• TASK DIRECTIONS:
Please set out the rows as a numbered list, from the first line through the line with "The joint portion 36l is at (245, 135).", including both, and drop any blank lines.

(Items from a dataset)
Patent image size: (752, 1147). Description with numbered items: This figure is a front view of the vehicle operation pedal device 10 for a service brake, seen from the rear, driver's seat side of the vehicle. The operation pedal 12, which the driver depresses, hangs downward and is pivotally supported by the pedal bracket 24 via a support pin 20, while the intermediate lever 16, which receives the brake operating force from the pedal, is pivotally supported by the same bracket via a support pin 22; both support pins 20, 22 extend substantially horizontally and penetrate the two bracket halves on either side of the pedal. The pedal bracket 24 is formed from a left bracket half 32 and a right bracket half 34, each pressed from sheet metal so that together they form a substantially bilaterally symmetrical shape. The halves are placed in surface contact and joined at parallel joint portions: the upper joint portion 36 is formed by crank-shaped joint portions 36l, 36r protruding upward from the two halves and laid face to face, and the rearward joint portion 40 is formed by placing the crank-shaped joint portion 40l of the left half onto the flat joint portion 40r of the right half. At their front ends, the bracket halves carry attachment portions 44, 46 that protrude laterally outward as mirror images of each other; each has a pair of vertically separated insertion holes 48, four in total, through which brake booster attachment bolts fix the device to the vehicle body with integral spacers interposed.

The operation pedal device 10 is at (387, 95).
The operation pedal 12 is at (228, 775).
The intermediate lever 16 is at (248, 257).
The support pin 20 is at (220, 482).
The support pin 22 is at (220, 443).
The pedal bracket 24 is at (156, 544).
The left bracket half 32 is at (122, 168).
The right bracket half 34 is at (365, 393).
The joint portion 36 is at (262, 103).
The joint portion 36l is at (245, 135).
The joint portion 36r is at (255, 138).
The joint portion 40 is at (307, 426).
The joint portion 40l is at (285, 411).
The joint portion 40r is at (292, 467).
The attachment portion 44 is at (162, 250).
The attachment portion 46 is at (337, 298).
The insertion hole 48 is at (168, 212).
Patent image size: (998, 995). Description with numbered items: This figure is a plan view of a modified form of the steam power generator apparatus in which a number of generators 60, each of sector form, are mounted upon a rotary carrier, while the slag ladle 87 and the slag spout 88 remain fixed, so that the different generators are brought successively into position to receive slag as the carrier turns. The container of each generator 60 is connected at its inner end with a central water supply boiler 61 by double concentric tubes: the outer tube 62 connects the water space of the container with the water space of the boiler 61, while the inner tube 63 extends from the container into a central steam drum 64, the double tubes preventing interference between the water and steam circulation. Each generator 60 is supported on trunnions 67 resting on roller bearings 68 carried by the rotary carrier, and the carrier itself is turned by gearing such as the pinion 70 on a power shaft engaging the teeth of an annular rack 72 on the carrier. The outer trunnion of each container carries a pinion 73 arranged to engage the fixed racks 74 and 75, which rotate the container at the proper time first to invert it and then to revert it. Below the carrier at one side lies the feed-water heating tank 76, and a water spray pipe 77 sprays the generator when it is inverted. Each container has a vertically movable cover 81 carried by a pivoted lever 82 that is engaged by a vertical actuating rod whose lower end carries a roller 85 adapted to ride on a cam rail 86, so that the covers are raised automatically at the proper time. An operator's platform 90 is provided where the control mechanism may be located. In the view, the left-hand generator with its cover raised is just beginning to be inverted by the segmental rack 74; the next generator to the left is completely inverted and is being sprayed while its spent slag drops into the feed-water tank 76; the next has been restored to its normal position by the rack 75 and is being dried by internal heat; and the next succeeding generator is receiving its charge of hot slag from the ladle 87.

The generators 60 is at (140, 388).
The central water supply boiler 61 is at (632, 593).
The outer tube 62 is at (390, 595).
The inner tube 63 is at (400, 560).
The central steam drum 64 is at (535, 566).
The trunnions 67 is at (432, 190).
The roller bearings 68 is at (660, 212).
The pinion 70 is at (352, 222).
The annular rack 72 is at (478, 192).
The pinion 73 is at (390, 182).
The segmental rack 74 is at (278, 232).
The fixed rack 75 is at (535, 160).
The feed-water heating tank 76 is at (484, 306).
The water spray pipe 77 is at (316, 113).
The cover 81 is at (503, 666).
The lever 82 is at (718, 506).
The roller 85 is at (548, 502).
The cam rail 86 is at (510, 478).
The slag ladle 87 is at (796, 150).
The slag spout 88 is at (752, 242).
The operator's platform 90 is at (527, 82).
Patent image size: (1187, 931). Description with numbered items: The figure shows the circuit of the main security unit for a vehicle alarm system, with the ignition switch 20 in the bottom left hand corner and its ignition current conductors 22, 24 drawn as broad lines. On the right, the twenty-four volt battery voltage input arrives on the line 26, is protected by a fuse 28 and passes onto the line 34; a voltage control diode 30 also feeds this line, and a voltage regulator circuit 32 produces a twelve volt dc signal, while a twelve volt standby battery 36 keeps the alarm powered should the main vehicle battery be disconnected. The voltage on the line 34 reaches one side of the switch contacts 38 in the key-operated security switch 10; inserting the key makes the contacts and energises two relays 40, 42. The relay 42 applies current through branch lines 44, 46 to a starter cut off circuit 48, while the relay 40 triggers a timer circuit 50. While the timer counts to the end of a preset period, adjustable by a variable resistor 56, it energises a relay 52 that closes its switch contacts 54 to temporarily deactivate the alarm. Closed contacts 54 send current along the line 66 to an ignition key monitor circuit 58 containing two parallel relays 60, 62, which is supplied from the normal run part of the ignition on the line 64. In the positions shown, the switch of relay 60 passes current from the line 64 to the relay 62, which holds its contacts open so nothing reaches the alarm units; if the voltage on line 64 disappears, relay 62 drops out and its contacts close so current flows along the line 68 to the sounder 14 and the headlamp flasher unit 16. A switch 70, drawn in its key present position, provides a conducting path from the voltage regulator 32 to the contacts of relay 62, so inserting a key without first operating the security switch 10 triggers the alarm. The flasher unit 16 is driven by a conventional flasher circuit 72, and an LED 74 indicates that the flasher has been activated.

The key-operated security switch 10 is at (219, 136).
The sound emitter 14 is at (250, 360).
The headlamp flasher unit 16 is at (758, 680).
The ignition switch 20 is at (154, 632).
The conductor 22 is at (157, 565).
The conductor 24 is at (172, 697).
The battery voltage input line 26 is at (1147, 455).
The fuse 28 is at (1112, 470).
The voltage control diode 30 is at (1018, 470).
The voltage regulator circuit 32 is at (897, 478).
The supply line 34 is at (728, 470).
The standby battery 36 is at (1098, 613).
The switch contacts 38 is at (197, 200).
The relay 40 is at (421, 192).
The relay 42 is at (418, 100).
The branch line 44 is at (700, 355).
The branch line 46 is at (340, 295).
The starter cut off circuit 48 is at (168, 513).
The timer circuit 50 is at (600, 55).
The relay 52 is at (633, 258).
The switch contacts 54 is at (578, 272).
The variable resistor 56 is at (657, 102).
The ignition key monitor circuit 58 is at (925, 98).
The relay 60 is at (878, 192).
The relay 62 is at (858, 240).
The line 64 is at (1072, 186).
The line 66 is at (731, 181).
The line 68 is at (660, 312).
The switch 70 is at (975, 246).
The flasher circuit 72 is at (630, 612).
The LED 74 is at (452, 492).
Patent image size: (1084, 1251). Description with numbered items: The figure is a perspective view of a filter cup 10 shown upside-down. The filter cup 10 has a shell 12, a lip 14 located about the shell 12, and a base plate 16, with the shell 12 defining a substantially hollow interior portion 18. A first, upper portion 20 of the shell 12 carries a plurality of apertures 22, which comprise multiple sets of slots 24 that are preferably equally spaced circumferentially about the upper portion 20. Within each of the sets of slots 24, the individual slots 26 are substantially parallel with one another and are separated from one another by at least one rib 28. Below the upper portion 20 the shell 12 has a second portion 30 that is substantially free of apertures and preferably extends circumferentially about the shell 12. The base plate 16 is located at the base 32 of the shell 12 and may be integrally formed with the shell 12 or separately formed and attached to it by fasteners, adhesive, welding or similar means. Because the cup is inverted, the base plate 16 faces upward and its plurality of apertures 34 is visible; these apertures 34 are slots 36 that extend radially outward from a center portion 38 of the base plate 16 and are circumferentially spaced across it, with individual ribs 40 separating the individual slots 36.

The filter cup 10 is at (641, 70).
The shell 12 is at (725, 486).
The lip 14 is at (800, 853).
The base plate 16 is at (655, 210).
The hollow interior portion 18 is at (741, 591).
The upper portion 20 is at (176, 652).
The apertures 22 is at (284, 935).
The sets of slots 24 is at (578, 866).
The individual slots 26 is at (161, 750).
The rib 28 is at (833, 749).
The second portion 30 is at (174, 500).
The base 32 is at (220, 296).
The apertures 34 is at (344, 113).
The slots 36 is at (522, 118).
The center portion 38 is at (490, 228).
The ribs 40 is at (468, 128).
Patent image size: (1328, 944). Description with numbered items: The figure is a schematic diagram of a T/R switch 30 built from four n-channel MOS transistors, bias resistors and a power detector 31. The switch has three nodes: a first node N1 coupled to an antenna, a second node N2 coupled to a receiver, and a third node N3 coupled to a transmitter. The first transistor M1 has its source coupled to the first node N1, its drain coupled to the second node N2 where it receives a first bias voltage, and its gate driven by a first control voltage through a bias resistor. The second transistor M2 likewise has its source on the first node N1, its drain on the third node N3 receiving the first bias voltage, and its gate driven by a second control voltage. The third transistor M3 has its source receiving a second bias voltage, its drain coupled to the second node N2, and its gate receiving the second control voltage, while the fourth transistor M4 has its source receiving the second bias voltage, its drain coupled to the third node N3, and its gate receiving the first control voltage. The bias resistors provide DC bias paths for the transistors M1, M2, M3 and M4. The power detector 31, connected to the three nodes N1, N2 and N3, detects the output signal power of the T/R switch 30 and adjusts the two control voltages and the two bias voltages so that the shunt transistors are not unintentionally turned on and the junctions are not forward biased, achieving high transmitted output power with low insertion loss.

• TASK OUTPUT:
1. Patent image size: (752, 1147). Description with numbered items: This figure is a front view of the vehicle operation pedal device 10 for a service brake, seen from the rear, driver's seat side of the vehicle. The operation pedal 12, which the driver depresses, hangs downward and is pivotally supported by the pedal bracket 24 via a support pin 20, while the intermediate lever 16, which receives the brake operating force from the pedal, is pivotally supported by the same bracket via a support pin 22; both support pins 20, 22 extend substantially horizontally and penetrate the two bracket halves on either side of the pedal. The pedal bracket 24 is formed from a left bracket half 32 and a right bracket half 34, each pressed from sheet metal so that together they form a substantially bilaterally symmetrical shape. The halves are placed in surface contact and joined at parallel joint portions: the upper joint portion 36 is formed by crank-shaped joint portions 36l, 36r protruding upward from the two halves and laid face to face, and the rearward joint portion 40 is formed by placing the crank-shaped joint portion 40l of the left half onto the flat joint portion 40r of the right half. At their front ends, the bracket halves carry attachment portions 44, 46 that protrude laterally outward as mirror images of each other; each has a pair of vertically separated insertion holes 48, four in total, through which brake booster attachment bolts fix the device to the vehicle body with integral spacers interposed.
2. The operation pedal device 10 is at (387, 95).
3. The operation pedal 12 is at (228, 775).
4. The intermediate lever 16 is at (248, 257).
5. The support pin 20 is at (220, 482).
6. The support pin 22 is at (220, 443).
7. The pedal bracket 24 is at (156, 544).
8. The left bracket half 32 is at (122, 168).
9. The right bracket half 34 is at (365, 393).
10. The joint portion 36 is at (262, 103).
11. The joint portion 36l is at (245, 135).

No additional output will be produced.